Every line containing the word "Penurunan" needs to be found and copied.

**GIVEN DATA:**
┏━━
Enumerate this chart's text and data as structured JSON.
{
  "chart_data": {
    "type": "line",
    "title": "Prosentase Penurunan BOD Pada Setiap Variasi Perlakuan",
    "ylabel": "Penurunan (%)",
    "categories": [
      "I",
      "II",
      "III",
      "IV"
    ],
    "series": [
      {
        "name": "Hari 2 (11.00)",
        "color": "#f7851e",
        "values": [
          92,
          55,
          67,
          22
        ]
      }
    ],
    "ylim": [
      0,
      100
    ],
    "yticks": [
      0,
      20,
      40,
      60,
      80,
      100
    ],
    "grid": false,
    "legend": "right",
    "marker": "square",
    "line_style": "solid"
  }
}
┗━━
┏━━
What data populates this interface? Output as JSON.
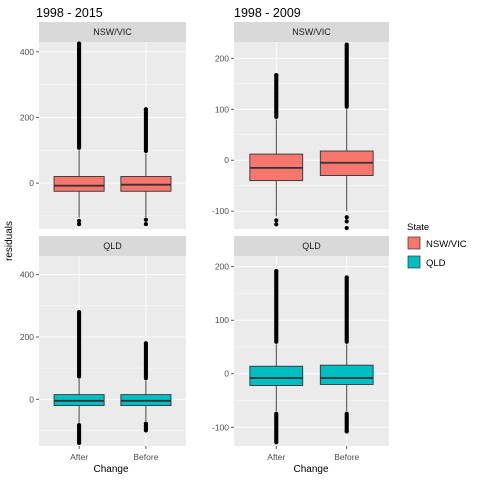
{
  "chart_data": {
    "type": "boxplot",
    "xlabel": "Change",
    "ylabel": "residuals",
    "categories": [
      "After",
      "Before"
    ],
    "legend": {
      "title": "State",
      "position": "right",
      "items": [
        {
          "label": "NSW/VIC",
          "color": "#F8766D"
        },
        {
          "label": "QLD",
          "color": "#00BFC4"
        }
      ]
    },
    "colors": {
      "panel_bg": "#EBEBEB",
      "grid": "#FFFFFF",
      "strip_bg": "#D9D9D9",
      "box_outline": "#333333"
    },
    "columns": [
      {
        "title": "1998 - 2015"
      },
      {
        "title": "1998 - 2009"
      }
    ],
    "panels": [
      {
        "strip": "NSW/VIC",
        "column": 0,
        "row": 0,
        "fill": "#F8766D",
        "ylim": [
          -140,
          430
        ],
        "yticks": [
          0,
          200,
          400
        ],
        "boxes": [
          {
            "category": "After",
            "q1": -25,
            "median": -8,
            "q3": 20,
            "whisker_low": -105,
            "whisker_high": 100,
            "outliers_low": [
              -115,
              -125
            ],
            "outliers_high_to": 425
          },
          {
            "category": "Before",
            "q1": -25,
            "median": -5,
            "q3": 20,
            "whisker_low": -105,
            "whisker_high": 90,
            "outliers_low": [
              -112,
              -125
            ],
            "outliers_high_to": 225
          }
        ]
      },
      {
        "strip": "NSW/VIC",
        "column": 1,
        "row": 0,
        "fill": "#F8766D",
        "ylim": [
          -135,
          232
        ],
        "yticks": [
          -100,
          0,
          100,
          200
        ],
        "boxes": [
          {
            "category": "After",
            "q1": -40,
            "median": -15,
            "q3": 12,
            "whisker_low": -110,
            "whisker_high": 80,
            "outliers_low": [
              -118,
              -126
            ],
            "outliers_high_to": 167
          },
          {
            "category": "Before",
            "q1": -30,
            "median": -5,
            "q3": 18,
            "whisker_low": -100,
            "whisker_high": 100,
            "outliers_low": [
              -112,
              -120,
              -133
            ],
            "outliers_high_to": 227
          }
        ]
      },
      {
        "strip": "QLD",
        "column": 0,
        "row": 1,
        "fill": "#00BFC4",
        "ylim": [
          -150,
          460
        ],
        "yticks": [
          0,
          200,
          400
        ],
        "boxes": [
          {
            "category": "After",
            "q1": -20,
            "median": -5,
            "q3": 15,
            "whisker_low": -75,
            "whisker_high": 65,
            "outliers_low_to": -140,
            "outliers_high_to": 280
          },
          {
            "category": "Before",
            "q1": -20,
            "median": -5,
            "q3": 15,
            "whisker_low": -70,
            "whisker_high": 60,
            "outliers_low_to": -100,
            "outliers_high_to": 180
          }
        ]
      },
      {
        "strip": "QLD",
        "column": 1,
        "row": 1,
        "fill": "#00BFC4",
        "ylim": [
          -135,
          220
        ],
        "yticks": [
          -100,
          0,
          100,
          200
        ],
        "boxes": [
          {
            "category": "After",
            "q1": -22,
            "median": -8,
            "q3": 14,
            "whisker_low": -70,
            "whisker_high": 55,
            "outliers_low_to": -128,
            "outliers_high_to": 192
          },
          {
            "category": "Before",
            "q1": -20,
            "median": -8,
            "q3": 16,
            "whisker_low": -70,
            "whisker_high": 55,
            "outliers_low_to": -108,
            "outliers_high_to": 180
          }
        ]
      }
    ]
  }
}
┗━━
**FINISHED TASK:**
    "title": "Prosentase Penurunan BOD Pada Setiap Variasi Perlakuan",
    "ylabel": "Penurunan (%)",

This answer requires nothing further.